Records from a data collection:
○ ○ ○ ○ ○

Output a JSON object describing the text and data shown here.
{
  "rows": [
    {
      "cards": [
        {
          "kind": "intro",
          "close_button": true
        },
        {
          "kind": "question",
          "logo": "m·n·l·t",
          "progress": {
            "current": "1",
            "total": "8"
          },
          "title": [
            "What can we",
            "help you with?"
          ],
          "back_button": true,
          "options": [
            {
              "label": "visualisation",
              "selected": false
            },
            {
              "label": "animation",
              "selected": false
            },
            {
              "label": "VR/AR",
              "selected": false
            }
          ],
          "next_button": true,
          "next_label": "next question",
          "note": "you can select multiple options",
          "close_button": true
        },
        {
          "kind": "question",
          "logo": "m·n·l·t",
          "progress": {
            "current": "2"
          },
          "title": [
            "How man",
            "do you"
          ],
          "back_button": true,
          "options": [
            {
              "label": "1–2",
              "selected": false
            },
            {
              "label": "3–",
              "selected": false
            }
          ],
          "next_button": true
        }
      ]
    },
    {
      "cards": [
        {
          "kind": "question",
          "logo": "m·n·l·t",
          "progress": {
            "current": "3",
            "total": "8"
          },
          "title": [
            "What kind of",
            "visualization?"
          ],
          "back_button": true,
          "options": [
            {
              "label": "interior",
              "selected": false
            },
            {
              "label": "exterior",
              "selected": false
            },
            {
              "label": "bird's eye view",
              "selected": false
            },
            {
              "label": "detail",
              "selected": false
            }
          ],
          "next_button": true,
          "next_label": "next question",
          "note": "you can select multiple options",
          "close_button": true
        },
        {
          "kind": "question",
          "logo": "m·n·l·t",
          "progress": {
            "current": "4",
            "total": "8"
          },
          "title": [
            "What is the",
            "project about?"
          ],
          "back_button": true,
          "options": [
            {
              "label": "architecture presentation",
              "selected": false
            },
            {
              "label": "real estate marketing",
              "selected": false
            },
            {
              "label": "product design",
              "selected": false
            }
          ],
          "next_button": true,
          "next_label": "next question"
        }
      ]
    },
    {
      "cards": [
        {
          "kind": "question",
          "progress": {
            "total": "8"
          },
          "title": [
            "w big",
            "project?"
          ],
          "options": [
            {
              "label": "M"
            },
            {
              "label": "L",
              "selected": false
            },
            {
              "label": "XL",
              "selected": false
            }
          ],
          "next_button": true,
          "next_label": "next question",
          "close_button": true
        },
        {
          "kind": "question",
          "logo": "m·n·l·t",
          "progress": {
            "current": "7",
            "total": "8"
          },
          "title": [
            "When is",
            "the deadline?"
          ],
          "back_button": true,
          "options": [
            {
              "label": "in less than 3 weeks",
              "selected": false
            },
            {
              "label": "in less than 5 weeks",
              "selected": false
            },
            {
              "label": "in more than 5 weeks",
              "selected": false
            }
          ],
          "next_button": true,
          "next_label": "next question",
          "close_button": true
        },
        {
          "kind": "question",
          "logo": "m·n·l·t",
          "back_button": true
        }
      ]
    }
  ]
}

○ ○ ○ ○ ○

— Task details —
Type out the material again exactly as presented.

— Reply to the exercise —
Output a JSON object describing the text and data shown here.
{
  "rows": [
    {
      "cards": [
        {
          "kind": "intro",
          "close_button": true
        },
        {
          "kind": "question",
          "logo": "m·n·l·t",
          "progress": {
            "current": "1",
            "total": "8"
          },
          "title": [
            "What can we",
            "help you with?"
          ],
          "back_button": true,
          "options": [
            {
              "label": "visualisation",
              "selected": false
            },
            {
              "label": "animation",
              "selected": false
            },
            {
              "label": "VR/AR",
              "selected": false
            }
          ],
          "next_button": true,
          "next_label": "next question",
          "note": "you can select multiple options",
          "close_button": true
        },
        {
          "kind": "question",
          "logo": "m·n·l·t",
          "progress": {
            "current": "2"
          },
          "title": [
            "How man",
            "do you"
          ],
          "back_button": true,
          "options": [
            {
              "label": "1–2",
              "selected": false
            },
            {
              "label": "3–",
              "selected": false
            }
          ],
          "next_button": true
        }
      ]
    },
    {
      "cards": [
        {
          "kind": "question",
          "logo": "m·n·l·t",
          "progress": {
            "current": "3",
            "total": "8"
          },
          "title": [
            "What kind of",
            "visualization?"
          ],
          "back_button": true,
          "options": [
            {
              "label": "interior",
              "selected": false
            },
            {
              "label": "exterior",
              "selected": false
            },
            {
              "label": "bird's eye view",
              "selected": false
            },
            {
              "label": "detail",
              "selected": false
            }
          ],
          "next_button": true,
          "next_label": "next question",
          "note": "you can select multiple options",
          "close_button": true
        },
        {
          "kind": "question",
          "logo": "m·n·l·t",
          "progress": {
            "current": "4",
            "total": "8"
          },
          "title": [
            "What is the",
            "project about?"
          ],
          "back_button": true,
          "options": [
            {
              "label": "architecture presentation",
              "selected": false
            },
            {
              "label": "real estate marketing",
              "selected": false
            },
            {
              "label": "product design",
              "selected": false
            }
          ],
          "next_button": true,
          "next_label": "next question"
        }
      ]
    },
    {
      "cards": [
        {
          "kind": "question",
          "progress": {
            "total": "8"
          },
          "title": [
            "w big",
            "project?"
          ],
          "options": [
            {
              "label": "M"
            },
            {
              "label": "L",
              "selected": false
            },
            {
              "label": "XL",
              "selected": false
            }
          ],
          "next_button": true,
          "next_label": "next question",
          "close_button": true
        },
        {
          "kind": "question",
          "logo": "m·n·l·t",
          "progress": {
            "current": "7",
            "total": "8"
          },
          "title": [
            "When is",
            "the deadline?"
          ],
          "back_button": true,
          "options": [
            {
              "label": "in less than 3 weeks",
              "selected": false
            },
            {
              "label": "in less than 5 weeks",
              "selected": false
            },
            {
              "label": "in more than 5 weeks",
              "selected": false
            }
          ],
          "next_button": true,
          "next_label": "next question",
          "close_button": true
        },
        {
          "kind": "question",
          "logo": "m·n·l·t",
          "back_button": true
        }
      ]
    }
  ]
}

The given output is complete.